SET PROBLEM |
Each entry must be reproduced precisely as it stands.

DATA EXCERPTS |

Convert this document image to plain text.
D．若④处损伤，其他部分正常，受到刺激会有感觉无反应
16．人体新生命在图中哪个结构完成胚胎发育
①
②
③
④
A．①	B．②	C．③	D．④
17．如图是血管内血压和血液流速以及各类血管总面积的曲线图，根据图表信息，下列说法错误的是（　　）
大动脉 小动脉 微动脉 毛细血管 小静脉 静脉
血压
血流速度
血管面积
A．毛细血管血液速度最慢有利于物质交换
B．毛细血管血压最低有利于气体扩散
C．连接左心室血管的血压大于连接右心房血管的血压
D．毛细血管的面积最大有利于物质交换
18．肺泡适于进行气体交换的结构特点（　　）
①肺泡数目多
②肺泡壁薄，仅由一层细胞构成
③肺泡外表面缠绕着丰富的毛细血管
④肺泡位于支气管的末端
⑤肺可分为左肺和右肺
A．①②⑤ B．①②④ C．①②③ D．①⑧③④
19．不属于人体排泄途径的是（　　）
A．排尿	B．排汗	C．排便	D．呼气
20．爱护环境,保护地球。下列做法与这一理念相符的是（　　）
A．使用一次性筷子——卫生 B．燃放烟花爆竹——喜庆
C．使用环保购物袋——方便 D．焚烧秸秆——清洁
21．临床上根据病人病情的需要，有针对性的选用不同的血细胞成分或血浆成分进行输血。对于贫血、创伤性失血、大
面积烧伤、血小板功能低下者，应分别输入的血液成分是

REPLY |
Convert this document image to plain text.
D．若④处损伤，其他部分正常，受到刺激会有感觉无反应
16．人体新生命在图中哪个结构完成胚胎发育
①
②
③
④
A．①	B．②	C．③	D．④
17．如图是血管内血压和血液流速以及各类血管总面积的曲线图，根据图表信息，下列说法错误的是（　　）
大动脉 小动脉 微动脉 毛细血管 小静脉 静脉
血压
血流速度
血管面积
A．毛细血管血液速度最慢有利于物质交换
B．毛细血管血压最低有利于气体扩散
C．连接左心室血管的血压大于连接右心房血管的血压
D．毛细血管的面积最大有利于物质交换
18．肺泡适于进行气体交换的结构特点（　　）
①肺泡数目多
②肺泡壁薄，仅由一层细胞构成
③肺泡外表面缠绕着丰富的毛细血管
④肺泡位于支气管的末端
⑤肺可分为左肺和右肺
A．①②⑤ B．①②④ C．①②③ D．①⑧③④
19．不属于人体排泄途径的是（　　）
A．排尿	B．排汗	C．排便	D．呼气
20．爱护环境,保护地球。下列做法与这一理念相符的是（　　）
A．使用一次性筷子——卫生 B．燃放烟花爆竹——喜庆
C．使用环保购物袋——方便 D．焚烧秸秆——清洁
21．临床上根据病人病情的需要，有针对性的选用不同的血细胞成分或血浆成分进行输血。对于贫血、创伤性失血、大
面积烧伤、血小板功能低下者，应分别输入的血液成分是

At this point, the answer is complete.